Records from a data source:
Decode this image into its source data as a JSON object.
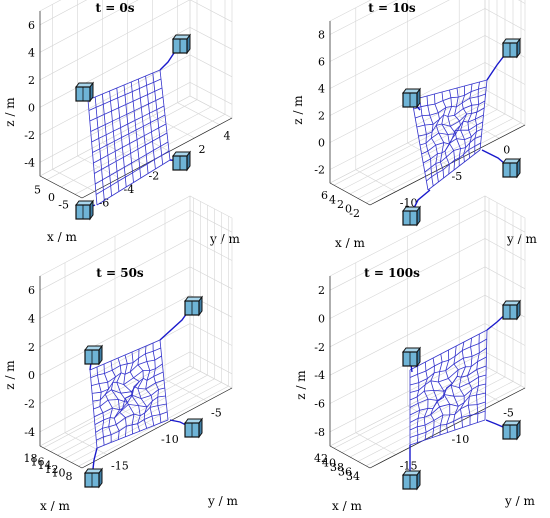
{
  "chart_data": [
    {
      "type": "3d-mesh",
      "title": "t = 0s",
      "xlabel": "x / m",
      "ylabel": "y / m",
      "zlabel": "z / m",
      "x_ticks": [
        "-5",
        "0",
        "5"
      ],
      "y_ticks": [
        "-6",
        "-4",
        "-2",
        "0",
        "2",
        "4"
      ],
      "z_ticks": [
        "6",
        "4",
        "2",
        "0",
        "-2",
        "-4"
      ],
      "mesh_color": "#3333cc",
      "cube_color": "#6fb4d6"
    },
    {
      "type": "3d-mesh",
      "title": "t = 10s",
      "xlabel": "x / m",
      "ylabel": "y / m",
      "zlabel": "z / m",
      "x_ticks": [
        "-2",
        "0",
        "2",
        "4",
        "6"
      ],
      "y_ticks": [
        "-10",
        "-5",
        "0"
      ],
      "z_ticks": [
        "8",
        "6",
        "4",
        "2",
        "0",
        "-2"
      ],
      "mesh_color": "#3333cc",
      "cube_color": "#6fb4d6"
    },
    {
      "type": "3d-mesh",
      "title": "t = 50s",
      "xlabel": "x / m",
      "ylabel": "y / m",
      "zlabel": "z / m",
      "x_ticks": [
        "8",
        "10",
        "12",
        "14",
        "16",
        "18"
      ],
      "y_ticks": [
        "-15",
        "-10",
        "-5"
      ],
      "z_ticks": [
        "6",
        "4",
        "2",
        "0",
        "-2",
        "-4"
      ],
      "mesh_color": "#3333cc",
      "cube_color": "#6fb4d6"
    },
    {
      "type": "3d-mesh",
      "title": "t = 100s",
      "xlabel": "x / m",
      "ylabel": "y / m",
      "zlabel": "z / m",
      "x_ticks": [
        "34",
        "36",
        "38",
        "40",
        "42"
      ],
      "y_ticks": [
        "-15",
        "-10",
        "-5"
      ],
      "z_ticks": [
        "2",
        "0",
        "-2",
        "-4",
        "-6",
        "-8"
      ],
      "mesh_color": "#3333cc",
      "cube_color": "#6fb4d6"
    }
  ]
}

▶ **Work to complete**:
Collect every line from the records above that contains the word "title".

▶ **Complete output**:
      "title": "t = 0s",
      "title": "t = 10s",
      "title": "t = 50s",
      "title": "t = 100s",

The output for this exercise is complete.